--- Start ---

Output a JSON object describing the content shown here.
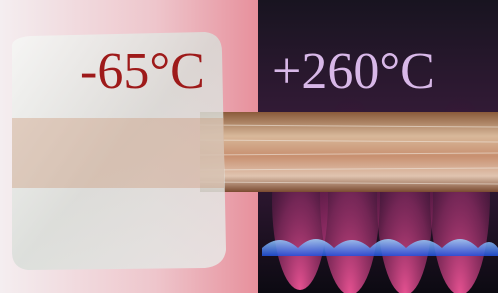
{
  "labels": {
    "cold": "-65°C",
    "hot": "+260°C"
  }
}
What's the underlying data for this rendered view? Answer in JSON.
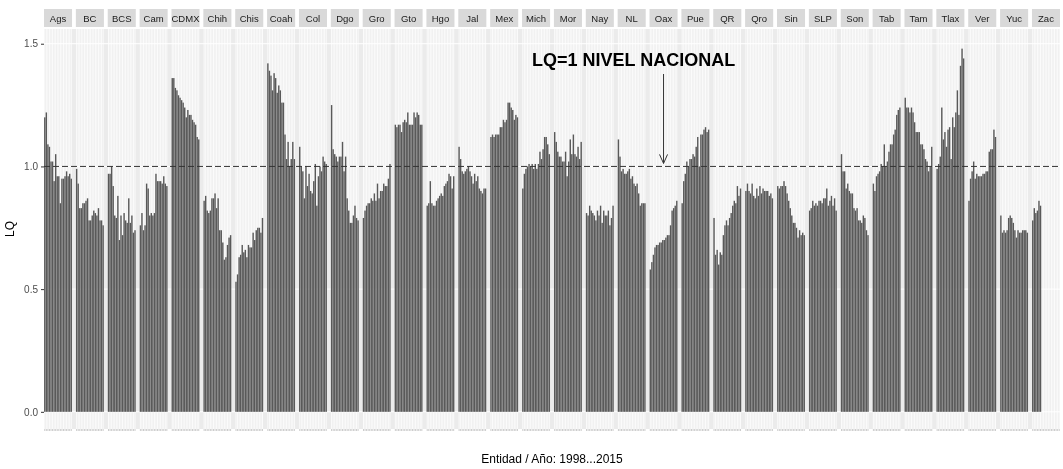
{
  "chart_data": {
    "type": "bar",
    "ylabel": "LQ",
    "xlabel": "Entidad / Año: 1998...2015",
    "categories": [
      "Ags",
      "BC",
      "BCS",
      "Cam",
      "CDMX",
      "Chih",
      "Chis",
      "Coah",
      "Col",
      "Dgo",
      "Gro",
      "Gto",
      "Hgo",
      "Jal",
      "Mex",
      "Mich",
      "Mor",
      "Nay",
      "NL",
      "Oax",
      "Pue",
      "QR",
      "Qro",
      "Sin",
      "SLP",
      "Son",
      "Tab",
      "Tam",
      "Tlax",
      "Ver",
      "Yuc",
      "Zac"
    ],
    "series": [
      {
        "color": "#595959",
        "values": [
          1.2,
          0.99,
          0.97,
          0.76,
          1.36,
          0.86,
          0.53,
          1.42,
          1.08,
          1.25,
          0.79,
          1.17,
          0.84,
          1.08,
          1.12,
          0.91,
          1.14,
          0.81,
          1.11,
          0.58,
          0.85,
          0.79,
          0.9,
          0.92,
          0.82,
          1.05,
          0.93,
          1.28,
          0.99,
          0.86,
          0.8,
          0.78
        ]
      },
      {
        "color": "#595959",
        "values": [
          1.22,
          0.93,
          0.97,
          0.81,
          1.36,
          0.88,
          0.56,
          1.39,
          1.0,
          1.07,
          0.82,
          1.16,
          0.85,
          1.03,
          1.13,
          0.97,
          1.1,
          0.8,
          1.04,
          0.61,
          0.94,
          0.64,
          0.93,
          0.91,
          0.83,
          0.98,
          0.9,
          1.24,
          1.01,
          0.95,
          0.73,
          0.83
        ]
      },
      {
        "color": "#595959",
        "values": [
          1.09,
          0.83,
          1.0,
          0.74,
          1.32,
          0.82,
          0.63,
          1.37,
          0.98,
          1.05,
          0.84,
          1.17,
          0.94,
          0.98,
          1.12,
          0.99,
          1.06,
          0.84,
          0.98,
          0.64,
          0.97,
          0.66,
          0.9,
          0.92,
          0.86,
          0.98,
          0.96,
          1.24,
          1.04,
          0.98,
          0.74,
          0.81
        ]
      },
      {
        "color": "#595959",
        "values": [
          1.08,
          0.83,
          0.92,
          0.76,
          1.31,
          0.81,
          0.64,
          1.31,
          0.87,
          1.04,
          0.85,
          1.17,
          0.85,
          0.97,
          1.13,
          1.0,
          1.04,
          0.82,
          0.99,
          0.67,
          1.02,
          0.6,
          0.89,
          0.92,
          0.84,
          0.91,
          0.97,
          1.22,
          1.24,
          1.02,
          0.73,
          0.82
        ]
      },
      {
        "color": "#595959",
        "values": [
          1.02,
          0.85,
          0.8,
          0.93,
          1.29,
          0.82,
          0.68,
          1.38,
          1.0,
          1.02,
          0.85,
          1.14,
          0.84,
          0.98,
          1.13,
          1.01,
          1.04,
          0.81,
          0.97,
          0.68,
          1.0,
          0.65,
          0.93,
          0.94,
          0.85,
          0.93,
          0.98,
          1.24,
          1.11,
          0.95,
          0.74,
          0.86
        ]
      },
      {
        "color": "#595959",
        "values": [
          1.02,
          0.85,
          0.79,
          0.91,
          1.28,
          0.87,
          0.65,
          1.36,
          0.92,
          1.04,
          0.87,
          1.18,
          0.84,
          0.99,
          1.13,
          1.0,
          1.02,
          0.8,
          0.97,
          0.68,
          1.03,
          0.64,
          0.88,
          0.92,
          0.84,
          0.9,
          1.01,
          1.22,
          1.14,
          0.97,
          0.79,
          0.84
        ]
      },
      {
        "color": "#595959",
        "values": [
          0.94,
          0.86,
          0.88,
          0.8,
          1.27,
          0.87,
          0.66,
          1.3,
          0.97,
          1.04,
          0.86,
          1.19,
          0.86,
          1.0,
          1.16,
          1.01,
          1.02,
          0.78,
          0.98,
          0.69,
          1.03,
          0.72,
          0.87,
          0.89,
          0.86,
          0.89,
          1.0,
          1.18,
          1.08,
          0.96,
          0.8,
          null
        ]
      },
      {
        "color": "#595959",
        "values": [
          1.05,
          0.87,
          0.7,
          0.81,
          1.26,
          0.89,
          0.63,
          1.33,
          0.9,
          1.1,
          0.89,
          1.18,
          0.87,
          0.98,
          1.16,
          0.99,
          1.06,
          0.82,
          0.99,
          0.69,
          1.05,
          0.76,
          0.91,
          0.86,
          0.86,
          0.89,
          1.09,
          1.14,
          1.15,
          0.96,
          0.79,
          null
        ]
      },
      {
        "color": "#595959",
        "values": [
          0.96,
          0.78,
          0.8,
          0.8,
          1.24,
          0.83,
          0.68,
          1.31,
          0.89,
          0.98,
          0.86,
          1.22,
          0.88,
          0.96,
          1.19,
          1.01,
          0.96,
          0.8,
          0.95,
          0.7,
          1.04,
          0.78,
          0.88,
          0.83,
          0.85,
          0.83,
          1.0,
          1.14,
          1.16,
          0.96,
          0.77,
          null
        ]
      },
      {
        "color": "#595959",
        "values": [
          0.96,
          0.78,
          0.72,
          0.81,
          1.2,
          0.87,
          0.67,
          1.26,
          0.94,
          1.04,
          0.93,
          1.17,
          0.89,
          0.93,
          1.18,
          0.99,
          1.02,
          0.84,
          0.96,
          0.7,
          1.08,
          0.76,
          0.92,
          0.8,
          0.87,
          0.82,
          1.02,
          1.14,
          1.03,
          0.97,
          0.74,
          null
        ]
      },
      {
        "color": "#595959",
        "values": [
          0.85,
          0.8,
          0.81,
          0.97,
          1.23,
          0.74,
          0.67,
          1.26,
          1.01,
          0.87,
          0.87,
          1.17,
          0.88,
          0.97,
          1.19,
          1.01,
          1.11,
          0.77,
          0.93,
          0.71,
          1.12,
          0.79,
          0.89,
          0.77,
          0.87,
          0.83,
          1.06,
          1.09,
          1.2,
          0.97,
          0.71,
          null
        ]
      },
      {
        "color": "#595959",
        "values": [
          0.95,
          0.82,
          0.78,
          0.94,
          1.21,
          0.74,
          0.73,
          1.13,
          0.84,
          0.82,
          0.9,
          1.17,
          0.92,
          0.94,
          1.26,
          1.06,
          1.05,
          0.82,
          0.92,
          0.72,
          1.0,
          0.81,
          0.91,
          0.77,
          0.91,
          0.78,
          1.09,
          1.09,
          1.16,
          0.98,
          0.74,
          null
        ]
      },
      {
        "color": "#595959",
        "values": [
          0.95,
          0.81,
          0.77,
          0.94,
          1.21,
          0.69,
          0.7,
          1.03,
          0.96,
          0.77,
          0.9,
          1.22,
          0.93,
          0.96,
          1.26,
          1.03,
          1.13,
          0.8,
          0.93,
          0.72,
          1.13,
          0.84,
          0.9,
          0.75,
          0.84,
          0.78,
          1.09,
          1.07,
          1.22,
          0.98,
          0.73,
          null
        ]
      },
      {
        "color": "#595959",
        "values": [
          0.96,
          0.8,
          0.87,
          0.94,
          1.19,
          0.62,
          0.74,
          1.1,
          1.0,
          0.77,
          0.93,
          1.2,
          0.94,
          0.91,
          1.24,
          1.07,
          1.05,
          0.8,
          0.89,
          0.76,
          1.13,
          0.86,
          0.9,
          0.71,
          0.86,
          0.77,
          1.13,
          1.03,
          1.31,
          1.06,
          0.73,
          null
        ]
      },
      {
        "color": "#595959",
        "values": [
          0.98,
          0.83,
          0.77,
          0.93,
          1.18,
          0.63,
          0.75,
          1.0,
          0.98,
          0.8,
          0.92,
          1.22,
          0.97,
          0.9,
          1.23,
          1.12,
          1.04,
          0.82,
          0.84,
          0.82,
          1.15,
          0.85,
          0.9,
          0.74,
          0.88,
          0.8,
          1.15,
          1.02,
          1.21,
          1.07,
          0.74,
          null
        ]
      },
      {
        "color": "#595959",
        "values": [
          0.96,
          0.78,
          0.8,
          0.96,
          1.17,
          0.68,
          0.75,
          1.03,
          1.04,
          0.84,
          0.92,
          1.21,
          0.96,
          0.89,
          1.19,
          1.12,
          1.08,
          0.76,
          0.85,
          0.83,
          1.16,
          0.92,
          0.88,
          0.72,
          0.84,
          0.79,
          1.21,
          0.98,
          1.41,
          1.07,
          0.74,
          null
        ]
      },
      {
        "color": "#595959",
        "values": [
          0.97,
          0.78,
          0.73,
          0.93,
          1.12,
          0.71,
          0.73,
          1.1,
          1.02,
          0.79,
          0.95,
          1.17,
          0.91,
          0.91,
          1.21,
          1.09,
          1.03,
          0.79,
          0.85,
          0.84,
          1.14,
          0.88,
          0.89,
          0.73,
          0.87,
          0.74,
          1.23,
          1.0,
          1.48,
          1.15,
          0.74,
          null
        ]
      },
      {
        "color": "#595959",
        "values": [
          0.95,
          0.76,
          0.74,
          0.92,
          1.11,
          0.72,
          0.79,
          1.03,
          1.01,
          0.78,
          1.01,
          1.17,
          0.96,
          0.91,
          1.2,
          1.05,
          1.1,
          0.84,
          0.85,
          0.86,
          1.15,
          0.91,
          0.87,
          0.72,
          0.82,
          0.72,
          1.24,
          1.08,
          1.44,
          1.12,
          0.73,
          null
        ]
      }
    ],
    "ylim": [
      -0.07,
      1.56
    ],
    "yticks": [
      {
        "value": 0,
        "label": "0.0"
      },
      {
        "value": 0.5,
        "label": "0.5"
      },
      {
        "value": 1,
        "label": "1.0"
      },
      {
        "value": 1.5,
        "label": "1.5"
      }
    ],
    "grid": true,
    "ref_lines": [
      {
        "axis": "y",
        "value": 1,
        "line_style": "dashed",
        "color": "#333333"
      }
    ],
    "annotations": [
      {
        "text": "LQ=1 NIVEL NACIONAL",
        "x": "Oax",
        "y": 1
      }
    ]
  }
}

--- End ---

**Task description**
What is the number of lines above that contain "JSON"? Answer with that number only.

**Response**
2